→ Problem: Look through the records below and collect all lines that hold the string "page".
####
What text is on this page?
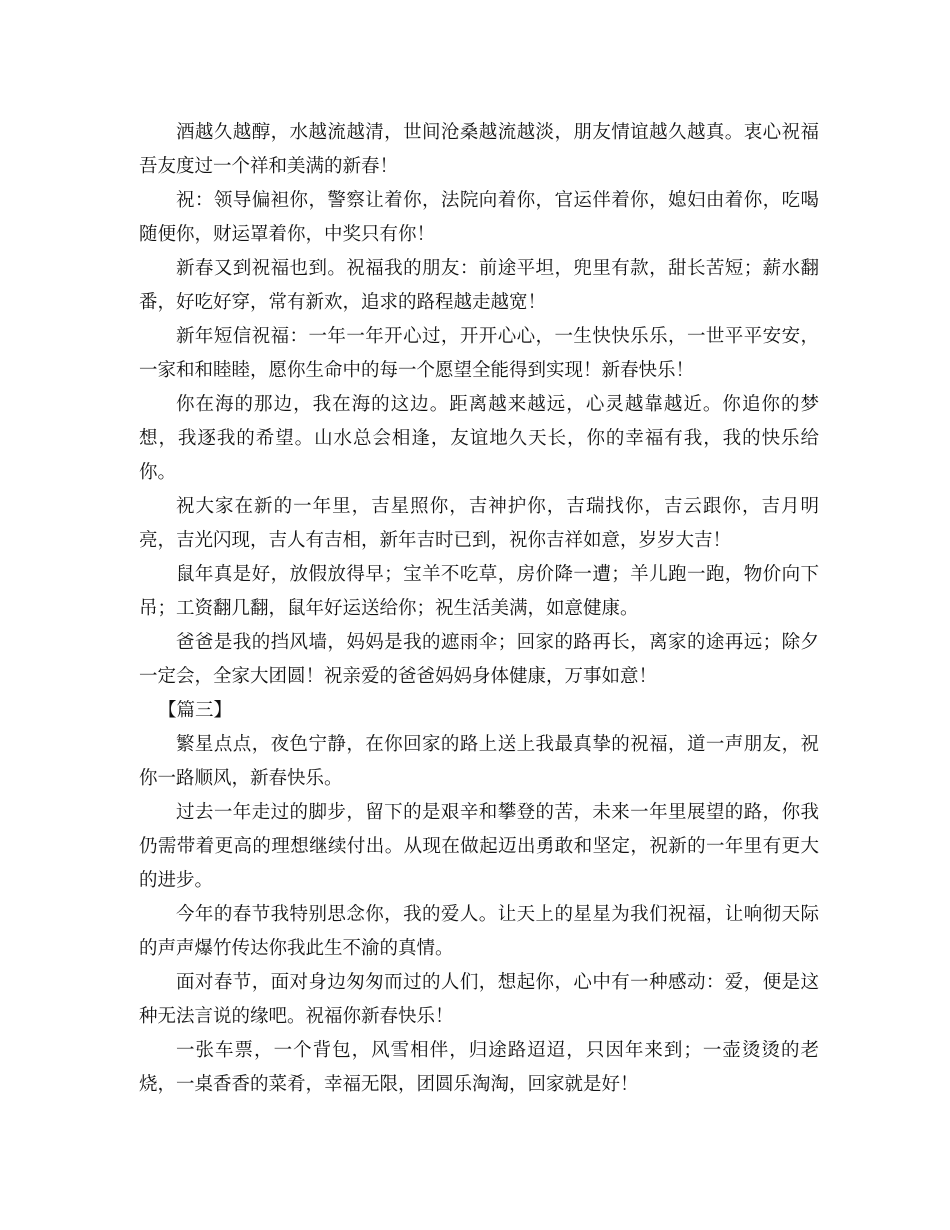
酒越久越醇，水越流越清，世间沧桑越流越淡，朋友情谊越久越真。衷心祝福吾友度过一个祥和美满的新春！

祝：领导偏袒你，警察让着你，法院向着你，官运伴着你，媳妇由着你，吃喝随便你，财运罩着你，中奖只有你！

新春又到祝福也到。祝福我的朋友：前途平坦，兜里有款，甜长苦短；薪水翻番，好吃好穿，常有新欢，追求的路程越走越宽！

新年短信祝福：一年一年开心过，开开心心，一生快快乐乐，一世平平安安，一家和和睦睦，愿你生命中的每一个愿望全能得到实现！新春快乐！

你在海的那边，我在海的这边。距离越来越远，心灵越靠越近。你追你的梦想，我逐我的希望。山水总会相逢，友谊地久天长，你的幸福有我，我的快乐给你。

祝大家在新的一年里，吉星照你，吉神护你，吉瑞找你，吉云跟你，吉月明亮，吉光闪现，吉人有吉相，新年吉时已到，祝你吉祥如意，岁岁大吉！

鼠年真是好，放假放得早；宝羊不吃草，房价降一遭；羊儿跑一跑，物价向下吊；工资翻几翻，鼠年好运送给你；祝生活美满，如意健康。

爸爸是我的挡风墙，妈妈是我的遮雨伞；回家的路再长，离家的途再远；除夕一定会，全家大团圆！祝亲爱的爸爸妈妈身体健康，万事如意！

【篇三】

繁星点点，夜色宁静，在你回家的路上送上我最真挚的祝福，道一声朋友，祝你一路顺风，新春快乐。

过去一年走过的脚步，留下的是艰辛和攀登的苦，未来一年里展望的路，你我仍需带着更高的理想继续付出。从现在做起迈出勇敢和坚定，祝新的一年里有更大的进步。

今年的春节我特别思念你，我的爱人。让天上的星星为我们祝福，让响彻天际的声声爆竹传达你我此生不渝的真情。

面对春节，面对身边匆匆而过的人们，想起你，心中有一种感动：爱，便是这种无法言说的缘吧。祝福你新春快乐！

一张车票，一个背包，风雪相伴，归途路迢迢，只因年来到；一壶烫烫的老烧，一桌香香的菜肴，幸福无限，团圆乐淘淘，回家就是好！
####
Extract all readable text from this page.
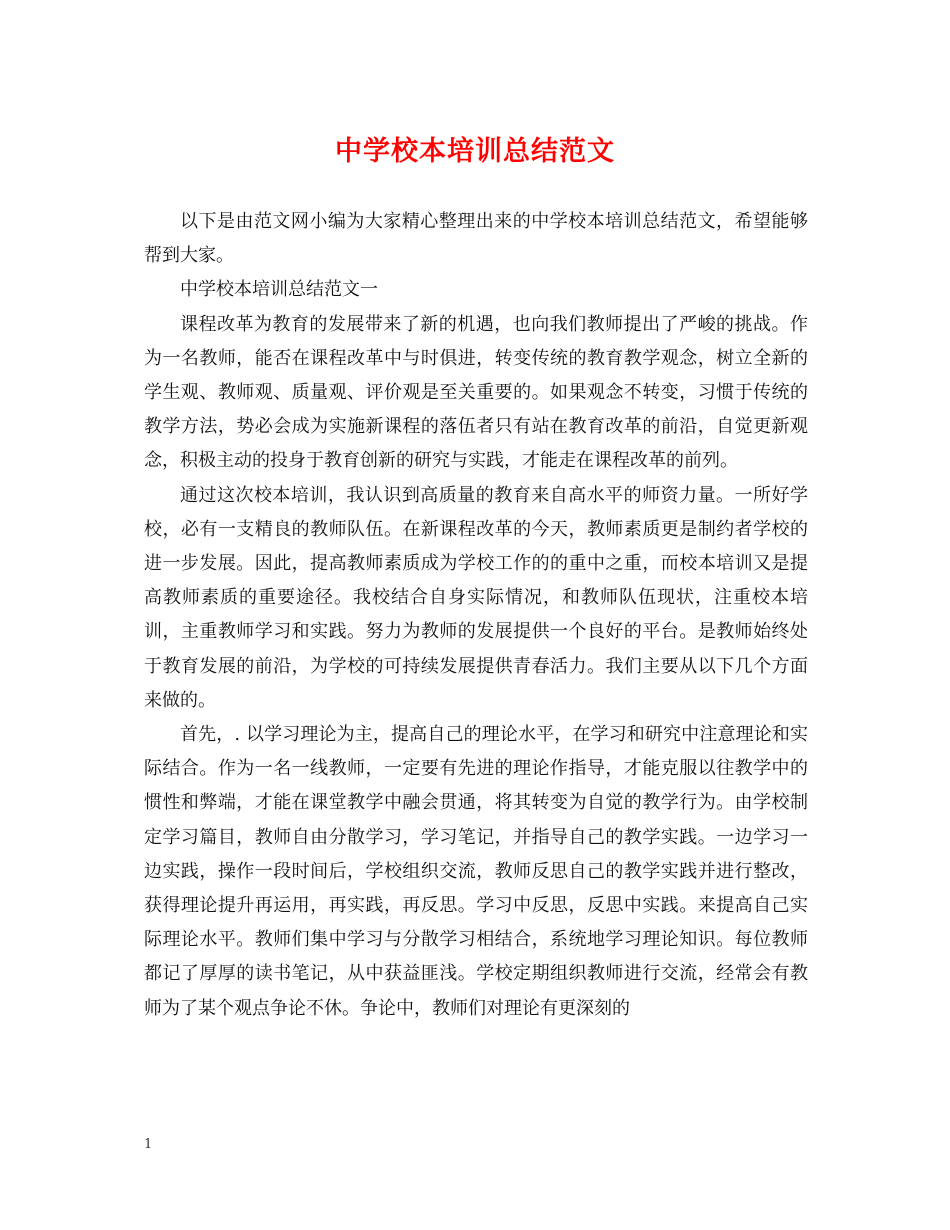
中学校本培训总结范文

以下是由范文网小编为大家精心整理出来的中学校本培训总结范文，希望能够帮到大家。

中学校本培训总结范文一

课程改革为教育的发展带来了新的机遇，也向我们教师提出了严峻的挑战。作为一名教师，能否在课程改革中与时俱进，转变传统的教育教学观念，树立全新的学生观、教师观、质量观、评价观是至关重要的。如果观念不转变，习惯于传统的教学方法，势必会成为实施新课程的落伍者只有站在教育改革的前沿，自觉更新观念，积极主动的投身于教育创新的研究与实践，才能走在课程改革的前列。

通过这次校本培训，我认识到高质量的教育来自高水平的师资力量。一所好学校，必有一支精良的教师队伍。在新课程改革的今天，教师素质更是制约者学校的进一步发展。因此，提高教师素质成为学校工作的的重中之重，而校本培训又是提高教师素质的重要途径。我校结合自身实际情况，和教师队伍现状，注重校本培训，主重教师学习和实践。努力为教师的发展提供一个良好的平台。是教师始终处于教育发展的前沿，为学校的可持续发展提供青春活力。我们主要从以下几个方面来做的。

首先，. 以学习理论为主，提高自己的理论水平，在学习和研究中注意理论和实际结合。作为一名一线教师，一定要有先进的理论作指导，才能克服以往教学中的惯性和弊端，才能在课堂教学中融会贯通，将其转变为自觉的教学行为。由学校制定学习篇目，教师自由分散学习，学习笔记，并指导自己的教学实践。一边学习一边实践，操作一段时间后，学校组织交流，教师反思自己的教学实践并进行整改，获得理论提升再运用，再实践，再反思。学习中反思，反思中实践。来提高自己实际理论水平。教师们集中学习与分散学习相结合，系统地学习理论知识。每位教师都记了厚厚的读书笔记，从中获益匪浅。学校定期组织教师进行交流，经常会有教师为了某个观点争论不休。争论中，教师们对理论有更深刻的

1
####
→ Response:
What text is on this page?
Extract all readable text from this page.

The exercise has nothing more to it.